---------- Page extract ----------
Juliet: [00:41:13] I love that. That’s a great answer.
Kelly: [00:41:13] We’re running into not always to put it into the framework of sport, but I think it’s such a common way for people to understand themselves because the easiest bar of entry is to get uncomfortable or to compete or something. One of the things we’re noticing is that there is a definitive lack of resiliency when faced with adversity and change. We’re seeing kids in high school and going to college struggle with winning, not winning. They’ve been the best forever, suddenly they’re not the best. We have our friends’ children not getting into med school. They’ve crushed everything in their lives and suddenly the system isn’t working for them. I know you kind of answered this obliquely, but it seems like do we have to be hyper meta about process all the time or can we be experiential where we can dose out some of these dissonant moments? Do we have to all do an escape room where Juliet’s the boss and I’m fighting the boss and we have to talk? Is that the only way through? Or do you think there are bread crumbs of behaviors that can set us up for having this conversation? Because I’m not sure my 15 year old’s ready to have this conversation with me yet.
Brad Stulberg: [00:42:33] Parenting, yeah. This is tough. I think there are bread crumbs. I think the first thing is just love your kid regardless and work really hard not to tie that love to any kind of behavior, which sounds easy but is so hard to do when the rubber meets the road. I mean I write books on this stuff and my five-year-old got really into basketball and it took so much effort not to show up more excited when he was playing basketball than when he was playing Pokémon because I didn’t want him to think, oh, dad likes when I’m playing basketball and making shots, so therefore I need to play basketball and make shots. And I’m only sharing this because it required tons of restraint. But no, I’m just going to love you the same. Even though inside I’m like, yeah, future MJ. And he’s five. And I write about this. And if I think and write about this all the time, imagine how hard it is for somebody that doesn’t think and write about it all the time. So I think that’s one bread crumb.
I think another bread crumb is—and I know you all have talked about this on the podcast—Kelly, I think you’ve written about this a little. But I think back to this nondual thinking, I think we’ve kind of lost the plot societally. But 10 years ago, it was tough it out, mental illness doesn’t exist, think positive thoughts, you’ll be fine. The pendulum swung so hard in the other direction, which is really good for destigmatizing things, and I think has been a huge net positive. But destigmatizing something isn’t the same as making it better. And I think that we need to destigmatize and teach our kids that it’s okay to be frustrated and feel all these things and fail. And that doesn’t mean that the solution is despair and becoming a victim. It means that’s part of the human experience. And holding both of those things at once.
---------- Data excerpts ----------
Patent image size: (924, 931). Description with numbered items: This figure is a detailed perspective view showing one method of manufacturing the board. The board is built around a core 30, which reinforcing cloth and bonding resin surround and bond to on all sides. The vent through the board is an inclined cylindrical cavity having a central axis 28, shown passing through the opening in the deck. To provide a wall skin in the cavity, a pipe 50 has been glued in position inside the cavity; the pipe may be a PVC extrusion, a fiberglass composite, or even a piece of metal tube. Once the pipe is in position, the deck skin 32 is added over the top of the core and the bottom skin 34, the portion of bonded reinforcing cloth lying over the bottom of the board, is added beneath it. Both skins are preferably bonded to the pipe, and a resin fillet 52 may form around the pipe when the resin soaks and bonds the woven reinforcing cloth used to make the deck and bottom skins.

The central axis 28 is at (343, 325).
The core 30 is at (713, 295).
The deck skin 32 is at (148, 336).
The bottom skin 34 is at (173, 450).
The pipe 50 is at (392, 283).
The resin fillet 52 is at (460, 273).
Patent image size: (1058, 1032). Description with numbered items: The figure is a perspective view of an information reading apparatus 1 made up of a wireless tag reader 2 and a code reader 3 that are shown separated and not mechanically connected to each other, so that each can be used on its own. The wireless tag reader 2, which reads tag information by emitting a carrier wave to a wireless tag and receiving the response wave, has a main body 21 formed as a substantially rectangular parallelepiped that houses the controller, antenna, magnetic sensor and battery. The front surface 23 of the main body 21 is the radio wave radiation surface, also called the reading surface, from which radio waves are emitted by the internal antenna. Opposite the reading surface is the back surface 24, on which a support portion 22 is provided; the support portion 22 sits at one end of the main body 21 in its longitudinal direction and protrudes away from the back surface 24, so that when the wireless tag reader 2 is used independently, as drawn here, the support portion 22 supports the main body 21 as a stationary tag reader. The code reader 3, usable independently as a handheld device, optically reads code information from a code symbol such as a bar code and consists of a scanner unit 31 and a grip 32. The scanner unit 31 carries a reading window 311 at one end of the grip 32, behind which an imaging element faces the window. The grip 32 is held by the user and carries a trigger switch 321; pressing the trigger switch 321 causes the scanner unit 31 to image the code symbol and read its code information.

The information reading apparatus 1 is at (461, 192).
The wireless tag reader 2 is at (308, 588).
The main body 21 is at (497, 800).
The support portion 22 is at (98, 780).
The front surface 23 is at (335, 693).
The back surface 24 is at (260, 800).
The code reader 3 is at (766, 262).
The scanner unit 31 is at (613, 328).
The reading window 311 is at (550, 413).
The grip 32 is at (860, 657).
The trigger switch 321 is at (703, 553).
----------
Check your understanding →
**1)** Translate this sentence from the podcast transcript into Spanish: "But destigmatizing something isn't the same as making it better."
**2)** Answer these questions from the podcast transcript:
(a) What are some of Kelly's friends' children not getting into?
(b) How old is Brad Stulberg's son who got into basketball?
(c) What else did that son play, besides basketball?
**3)** Pick up the podcast transcript and write its next lines.
These rows come from a source separate from the podcast transcript.

Results for the exercise →
**1)** Pero desestigmatizar algo no es lo mismo que mejorarlo.

**2)**
(a) Med school.
(b) Five.
(c) Pokémon.

**3)**
I distinctly remember when Simone Biles made the decision to pull out of the Olympics. It was like a watershed moment for mental health. And on the one hand, I thought it was great and I think Simone Biles absolutely made the right decision because she is the world’s best. No one knows it better than her. The last thing she needs is a white dude like me telling her you made the wrong decision. And she is in a situation where if she has the twisties and she goes for something, she can seriously injure herself, potentially end her life and her ability to move. So that was the right choice. What I took issue with were all of these articles in the pop culture about it’s okay to quit and the power of quitting. And then I had my friends who coach high school cross country saying that they’ve got these kids who don’t want to run the 800 because they’re scared they’re going to lose and they cite Simone Biles and they say, well, she quit, and that was really strong of her. And I think that’s where we lost the plot, where it does take a lot of strength to step out and know your limits, but it also takes a lot of strength to do the hard thing even when you’re scared. And I think that sometimes we take a hammer and everything looks like a nail. And I think that’s where the pendulum has swung a little bit too far on “self care.” Because for a kid, sometimes the self care thing to do if you’re playing the long game is actually go do the hard thing.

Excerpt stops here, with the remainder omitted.